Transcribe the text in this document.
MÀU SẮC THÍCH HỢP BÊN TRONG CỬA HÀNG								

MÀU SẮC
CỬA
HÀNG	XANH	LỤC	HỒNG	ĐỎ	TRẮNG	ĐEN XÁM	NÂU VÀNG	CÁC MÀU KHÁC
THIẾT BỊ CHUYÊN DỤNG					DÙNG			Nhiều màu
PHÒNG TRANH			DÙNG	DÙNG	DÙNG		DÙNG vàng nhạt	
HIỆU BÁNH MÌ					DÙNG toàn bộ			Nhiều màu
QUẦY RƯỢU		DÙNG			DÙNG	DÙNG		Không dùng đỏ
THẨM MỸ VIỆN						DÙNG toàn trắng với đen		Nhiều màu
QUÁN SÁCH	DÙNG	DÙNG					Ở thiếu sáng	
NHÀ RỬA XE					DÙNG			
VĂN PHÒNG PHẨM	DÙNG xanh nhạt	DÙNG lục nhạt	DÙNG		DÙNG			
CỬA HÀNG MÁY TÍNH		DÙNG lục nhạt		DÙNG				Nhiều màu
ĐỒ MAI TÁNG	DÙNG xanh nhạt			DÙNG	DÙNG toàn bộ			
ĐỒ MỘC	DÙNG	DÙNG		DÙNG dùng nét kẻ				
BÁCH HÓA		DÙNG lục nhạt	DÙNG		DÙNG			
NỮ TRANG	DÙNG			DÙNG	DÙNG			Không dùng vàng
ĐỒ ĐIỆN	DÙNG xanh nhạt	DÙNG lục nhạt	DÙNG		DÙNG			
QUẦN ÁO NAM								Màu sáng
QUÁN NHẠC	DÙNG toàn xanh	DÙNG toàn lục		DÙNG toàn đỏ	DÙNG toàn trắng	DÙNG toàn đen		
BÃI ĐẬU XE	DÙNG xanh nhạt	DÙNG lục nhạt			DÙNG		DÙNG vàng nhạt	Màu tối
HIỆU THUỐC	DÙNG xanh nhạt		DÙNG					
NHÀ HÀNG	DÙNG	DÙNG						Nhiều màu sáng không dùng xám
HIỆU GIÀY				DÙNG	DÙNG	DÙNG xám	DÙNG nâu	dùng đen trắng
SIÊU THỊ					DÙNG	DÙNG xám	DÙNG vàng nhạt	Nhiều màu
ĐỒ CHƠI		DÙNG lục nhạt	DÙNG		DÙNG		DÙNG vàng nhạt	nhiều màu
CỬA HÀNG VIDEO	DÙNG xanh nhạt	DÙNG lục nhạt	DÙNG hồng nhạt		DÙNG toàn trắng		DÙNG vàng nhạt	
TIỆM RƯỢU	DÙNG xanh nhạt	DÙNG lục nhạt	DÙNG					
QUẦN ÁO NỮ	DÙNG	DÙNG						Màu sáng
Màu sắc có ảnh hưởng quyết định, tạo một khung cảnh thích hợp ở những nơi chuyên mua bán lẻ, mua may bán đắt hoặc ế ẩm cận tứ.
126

_____

#### THE PROBLEM
Write the data back out verbatim.

#### RESULT
Transcribe the text in this document.
MÀU SẮC THÍCH HỢP BÊN TRONG CỬA HÀNG								

MÀU SẮC
CỬA
HÀNG	XANH	LỤC	HỒNG	ĐỎ	TRẮNG	ĐEN XÁM	NÂU VÀNG	CÁC MÀU KHÁC
THIẾT BỊ CHUYÊN DỤNG					DÙNG			Nhiều màu
PHÒNG TRANH			DÙNG	DÙNG	DÙNG		DÙNG vàng nhạt	
HIỆU BÁNH MÌ					DÙNG toàn bộ			Nhiều màu
QUẦY RƯỢU		DÙNG			DÙNG	DÙNG		Không dùng đỏ
THẨM MỸ VIỆN						DÙNG toàn trắng với đen		Nhiều màu
QUÁN SÁCH	DÙNG	DÙNG					Ở thiếu sáng	
NHÀ RỬA XE					DÙNG			
VĂN PHÒNG PHẨM	DÙNG xanh nhạt	DÙNG lục nhạt	DÙNG		DÙNG			
CỬA HÀNG MÁY TÍNH		DÙNG lục nhạt		DÙNG				Nhiều màu
ĐỒ MAI TÁNG	DÙNG xanh nhạt			DÙNG	DÙNG toàn bộ			
ĐỒ MỘC	DÙNG	DÙNG		DÙNG dùng nét kẻ				
BÁCH HÓA		DÙNG lục nhạt	DÙNG		DÙNG			
NỮ TRANG	DÙNG			DÙNG	DÙNG			Không dùng vàng
ĐỒ ĐIỆN	DÙNG xanh nhạt	DÙNG lục nhạt	DÙNG		DÙNG			
QUẦN ÁO NAM								Màu sáng
QUÁN NHẠC	DÙNG toàn xanh	DÙNG toàn lục		DÙNG toàn đỏ	DÙNG toàn trắng	DÙNG toàn đen		
BÃI ĐẬU XE	DÙNG xanh nhạt	DÙNG lục nhạt			DÙNG		DÙNG vàng nhạt	Màu tối
HIỆU THUỐC	DÙNG xanh nhạt		DÙNG					
NHÀ HÀNG	DÙNG	DÙNG						Nhiều màu sáng không dùng xám
HIỆU GIÀY				DÙNG	DÙNG	DÙNG xám	DÙNG nâu	dùng đen trắng
SIÊU THỊ					DÙNG	DÙNG xám	DÙNG vàng nhạt	Nhiều màu
ĐỒ CHƠI		DÙNG lục nhạt	DÙNG		DÙNG		DÙNG vàng nhạt	nhiều màu
CỬA HÀNG VIDEO	DÙNG xanh nhạt	DÙNG lục nhạt	DÙNG hồng nhạt		DÙNG toàn trắng		DÙNG vàng nhạt	
TIỆM RƯỢU	DÙNG xanh nhạt	DÙNG lục nhạt	DÙNG					
QUẦN ÁO NỮ	DÙNG	DÙNG						Màu sáng
Màu sắc có ảnh hưởng quyết định, tạo một khung cảnh thích hợp ở những nơi chuyên mua bán lẻ, mua may bán đắt hoặc ế ẩm cận tứ.
126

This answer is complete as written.